# [Given exercise]
Transcribe the entries below exactly.

:: Record extracts

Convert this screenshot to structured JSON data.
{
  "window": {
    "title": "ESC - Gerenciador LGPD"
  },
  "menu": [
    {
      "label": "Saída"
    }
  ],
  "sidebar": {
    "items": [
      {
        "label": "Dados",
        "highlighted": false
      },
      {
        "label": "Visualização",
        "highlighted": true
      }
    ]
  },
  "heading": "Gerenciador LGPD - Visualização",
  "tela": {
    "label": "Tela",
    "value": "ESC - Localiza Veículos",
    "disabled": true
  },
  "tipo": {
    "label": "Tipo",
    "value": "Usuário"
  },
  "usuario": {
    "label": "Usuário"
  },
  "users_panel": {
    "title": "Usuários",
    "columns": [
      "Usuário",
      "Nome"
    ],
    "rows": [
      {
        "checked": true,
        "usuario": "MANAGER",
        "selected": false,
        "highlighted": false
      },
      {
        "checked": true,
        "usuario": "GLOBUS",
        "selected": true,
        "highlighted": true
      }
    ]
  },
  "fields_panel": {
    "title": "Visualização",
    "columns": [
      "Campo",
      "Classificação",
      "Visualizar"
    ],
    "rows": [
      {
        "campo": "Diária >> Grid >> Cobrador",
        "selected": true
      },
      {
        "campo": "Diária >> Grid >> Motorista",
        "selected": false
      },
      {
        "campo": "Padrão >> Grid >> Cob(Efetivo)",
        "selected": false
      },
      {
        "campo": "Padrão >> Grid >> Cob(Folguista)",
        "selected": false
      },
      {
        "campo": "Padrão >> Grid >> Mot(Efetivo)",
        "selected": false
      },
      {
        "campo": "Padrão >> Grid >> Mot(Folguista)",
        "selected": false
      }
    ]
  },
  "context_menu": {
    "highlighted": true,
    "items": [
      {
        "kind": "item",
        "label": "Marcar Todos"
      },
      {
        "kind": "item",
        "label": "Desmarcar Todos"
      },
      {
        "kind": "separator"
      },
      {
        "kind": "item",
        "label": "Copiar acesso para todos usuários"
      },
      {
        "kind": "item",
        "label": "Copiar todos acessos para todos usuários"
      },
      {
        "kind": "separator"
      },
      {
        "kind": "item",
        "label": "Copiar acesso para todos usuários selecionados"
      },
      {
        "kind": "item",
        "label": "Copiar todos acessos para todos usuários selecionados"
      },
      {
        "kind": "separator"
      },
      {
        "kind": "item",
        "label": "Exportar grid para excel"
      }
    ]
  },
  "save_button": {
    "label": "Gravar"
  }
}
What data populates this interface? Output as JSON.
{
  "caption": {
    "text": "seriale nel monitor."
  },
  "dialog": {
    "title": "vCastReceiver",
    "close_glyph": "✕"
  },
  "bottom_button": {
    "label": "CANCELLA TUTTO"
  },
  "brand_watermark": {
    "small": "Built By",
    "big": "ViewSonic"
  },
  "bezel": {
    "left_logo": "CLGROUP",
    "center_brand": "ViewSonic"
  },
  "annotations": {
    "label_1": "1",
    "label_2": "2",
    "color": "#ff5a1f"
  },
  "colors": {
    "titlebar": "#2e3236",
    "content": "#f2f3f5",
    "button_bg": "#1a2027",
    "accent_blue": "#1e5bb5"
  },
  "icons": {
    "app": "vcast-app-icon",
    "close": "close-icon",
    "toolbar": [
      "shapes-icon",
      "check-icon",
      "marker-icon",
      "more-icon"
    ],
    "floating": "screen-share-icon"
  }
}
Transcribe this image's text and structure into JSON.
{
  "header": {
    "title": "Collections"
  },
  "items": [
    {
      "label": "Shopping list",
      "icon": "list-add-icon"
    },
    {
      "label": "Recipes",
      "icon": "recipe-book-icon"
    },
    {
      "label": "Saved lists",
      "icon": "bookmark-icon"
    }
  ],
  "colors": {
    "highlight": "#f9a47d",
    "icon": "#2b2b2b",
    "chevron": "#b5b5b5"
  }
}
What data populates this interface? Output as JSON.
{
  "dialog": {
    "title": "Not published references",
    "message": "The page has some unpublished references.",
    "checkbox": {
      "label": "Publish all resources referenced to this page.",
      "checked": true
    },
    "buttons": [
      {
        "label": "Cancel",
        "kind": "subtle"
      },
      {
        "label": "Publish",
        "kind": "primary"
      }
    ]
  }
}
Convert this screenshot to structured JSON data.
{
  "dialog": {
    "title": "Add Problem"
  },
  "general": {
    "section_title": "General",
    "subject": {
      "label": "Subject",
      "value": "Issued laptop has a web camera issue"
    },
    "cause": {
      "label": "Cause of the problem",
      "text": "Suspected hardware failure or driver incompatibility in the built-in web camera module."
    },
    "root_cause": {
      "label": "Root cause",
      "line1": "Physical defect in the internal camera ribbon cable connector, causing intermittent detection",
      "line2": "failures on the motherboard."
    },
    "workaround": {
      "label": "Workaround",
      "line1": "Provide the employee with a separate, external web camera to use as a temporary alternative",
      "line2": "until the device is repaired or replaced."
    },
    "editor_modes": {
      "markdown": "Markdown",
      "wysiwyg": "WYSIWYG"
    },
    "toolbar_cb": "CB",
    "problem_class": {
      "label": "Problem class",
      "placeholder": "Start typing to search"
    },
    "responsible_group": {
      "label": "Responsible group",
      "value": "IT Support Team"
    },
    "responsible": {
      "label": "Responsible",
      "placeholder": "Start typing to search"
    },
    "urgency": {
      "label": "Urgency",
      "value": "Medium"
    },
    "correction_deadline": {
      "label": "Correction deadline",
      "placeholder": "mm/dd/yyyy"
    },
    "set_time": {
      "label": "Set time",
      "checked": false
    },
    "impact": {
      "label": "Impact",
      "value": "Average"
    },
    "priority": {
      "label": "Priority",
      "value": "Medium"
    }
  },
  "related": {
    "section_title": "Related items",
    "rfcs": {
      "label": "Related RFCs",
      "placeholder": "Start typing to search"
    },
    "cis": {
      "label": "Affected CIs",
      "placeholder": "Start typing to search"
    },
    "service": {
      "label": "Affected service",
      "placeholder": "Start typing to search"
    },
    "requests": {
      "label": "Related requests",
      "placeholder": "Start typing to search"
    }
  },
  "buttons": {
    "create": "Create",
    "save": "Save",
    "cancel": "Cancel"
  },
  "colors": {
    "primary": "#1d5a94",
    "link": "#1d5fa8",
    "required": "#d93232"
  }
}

::::

# [Problem solution]
Convert this screenshot to structured JSON data.
{
  "window": {
    "title": "ESC - Gerenciador LGPD"
  },
  "menu": [
    {
      "label": "Saída"
    }
  ],
  "sidebar": {
    "items": [
      {
        "label": "Dados",
        "highlighted": false
      },
      {
        "label": "Visualização",
        "highlighted": true
      }
    ]
  },
  "heading": "Gerenciador LGPD - Visualização",
  "tela": {
    "label": "Tela",
    "value": "ESC - Localiza Veículos",
    "disabled": true
  },
  "tipo": {
    "label": "Tipo",
    "value": "Usuário"
  },
  "usuario": {
    "label": "Usuário"
  },
  "users_panel": {
    "title": "Usuários",
    "columns": [
      "Usuário",
      "Nome"
    ],
    "rows": [
      {
        "checked": true,
        "usuario": "MANAGER",
        "selected": false,
        "highlighted": false
      },
      {
        "checked": true,
        "usuario": "GLOBUS",
        "selected": true,
        "highlighted": true
      }
    ]
  },
  "fields_panel": {
    "title": "Visualização",
    "columns": [
      "Campo",
      "Classificação",
      "Visualizar"
    ],
    "rows": [
      {
        "campo": "Diária >> Grid >> Cobrador",
        "selected": true
      },
      {
        "campo": "Diária >> Grid >> Motorista",
        "selected": false
      },
      {
        "campo": "Padrão >> Grid >> Cob(Efetivo)",
        "selected": false
      },
      {
        "campo": "Padrão >> Grid >> Cob(Folguista)",
        "selected": false
      },
      {
        "campo": "Padrão >> Grid >> Mot(Efetivo)",
        "selected": false
      },
      {
        "campo": "Padrão >> Grid >> Mot(Folguista)",
        "selected": false
      }
    ]
  },
  "context_menu": {
    "highlighted": true,
    "items": [
      {
        "kind": "item",
        "label": "Marcar Todos"
      },
      {
        "kind": "item",
        "label": "Desmarcar Todos"
      },
      {
        "kind": "separator"
      },
      {
        "kind": "item",
        "label": "Copiar acesso para todos usuários"
      },
      {
        "kind": "item",
        "label": "Copiar todos acessos para todos usuários"
      },
      {
        "kind": "separator"
      },
      {
        "kind": "item",
        "label": "Copiar acesso para todos usuários selecionados"
      },
      {
        "kind": "item",
        "label": "Copiar todos acessos para todos usuários selecionados"
      },
      {
        "kind": "separator"
      },
      {
        "kind": "item",
        "label": "Exportar grid para excel"
      }
    ]
  },
  "save_button": {
    "label": "Gravar"
  }
}
What data populates this interface? Output as JSON.
{
  "caption": {
    "text": "seriale nel monitor."
  },
  "dialog": {
    "title": "vCastReceiver",
    "close_glyph": "✕"
  },
  "bottom_button": {
    "label": "CANCELLA TUTTO"
  },
  "brand_watermark": {
    "small": "Built By",
    "big": "ViewSonic"
  },
  "bezel": {
    "left_logo": "CLGROUP",
    "center_brand": "ViewSonic"
  },
  "annotations": {
    "label_1": "1",
    "label_2": "2",
    "color": "#ff5a1f"
  },
  "colors": {
    "titlebar": "#2e3236",
    "content": "#f2f3f5",
    "button_bg": "#1a2027",
    "accent_blue": "#1e5bb5"
  },
  "icons": {
    "app": "vcast-app-icon",
    "close": "close-icon",
    "toolbar": [
      "shapes-icon",
      "check-icon",
      "marker-icon",
      "more-icon"
    ],
    "floating": "screen-share-icon"
  }
}
Transcribe this image's text and structure into JSON.
{
  "header": {
    "title": "Collections"
  },
  "items": [
    {
      "label": "Shopping list",
      "icon": "list-add-icon"
    },
    {
      "label": "Recipes",
      "icon": "recipe-book-icon"
    },
    {
      "label": "Saved lists",
      "icon": "bookmark-icon"
    }
  ],
  "colors": {
    "highlight": "#f9a47d",
    "icon": "#2b2b2b",
    "chevron": "#b5b5b5"
  }
}
What data populates this interface? Output as JSON.
{
  "dialog": {
    "title": "Not published references",
    "message": "The page has some unpublished references.",
    "checkbox": {
      "label": "Publish all resources referenced to this page.",
      "checked": true
    },
    "buttons": [
      {
        "label": "Cancel",
        "kind": "subtle"
      },
      {
        "label": "Publish",
        "kind": "primary"
      }
    ]
  }
}
Convert this screenshot to structured JSON data.
{
  "dialog": {
    "title": "Add Problem"
  },
  "general": {
    "section_title": "General",
    "subject": {
      "label": "Subject",
      "value": "Issued laptop has a web camera issue"
    },
    "cause": {
      "label": "Cause of the problem",
      "text": "Suspected hardware failure or driver incompatibility in the built-in web camera module."
    },
    "root_cause": {
      "label": "Root cause",
      "line1": "Physical defect in the internal camera ribbon cable connector, causing intermittent detection",
      "line2": "failures on the motherboard."
    },
    "workaround": {
      "label": "Workaround",
      "line1": "Provide the employee with a separate, external web camera to use as a temporary alternative",
      "line2": "until the device is repaired or replaced."
    },
    "editor_modes": {
      "markdown": "Markdown",
      "wysiwyg": "WYSIWYG"
    },
    "toolbar_cb": "CB",
    "problem_class": {
      "label": "Problem class",
      "placeholder": "Start typing to search"
    },
    "responsible_group": {
      "label": "Responsible group",
      "value": "IT Support Team"
    },
    "responsible": {
      "label": "Responsible",
      "placeholder": "Start typing to search"
    },
    "urgency": {
      "label": "Urgency",
      "value": "Medium"
    },
    "correction_deadline": {
      "label": "Correction deadline",
      "placeholder": "mm/dd/yyyy"
    },
    "set_time": {
      "label": "Set time",
      "checked": false
    },
    "impact": {
      "label": "Impact",
      "value": "Average"
    },
    "priority": {
      "label": "Priority",
      "value": "Medium"
    }
  },
  "related": {
    "section_title": "Related items",
    "rfcs": {
      "label": "Related RFCs",
      "placeholder": "Start typing to search"
    },
    "cis": {
      "label": "Affected CIs",
      "placeholder": "Start typing to search"
    },
    "service": {
      "label": "Affected service",
      "placeholder": "Start typing to search"
    },
    "requests": {
      "label": "Related requests",
      "placeholder": "Start typing to search"
    }
  },
  "buttons": {
    "create": "Create",
    "save": "Save",
    "cancel": "Cancel"
  },
  "colors": {
    "primary": "#1d5a94",
    "link": "#1d5fa8",
    "required": "#d93232"
  }
}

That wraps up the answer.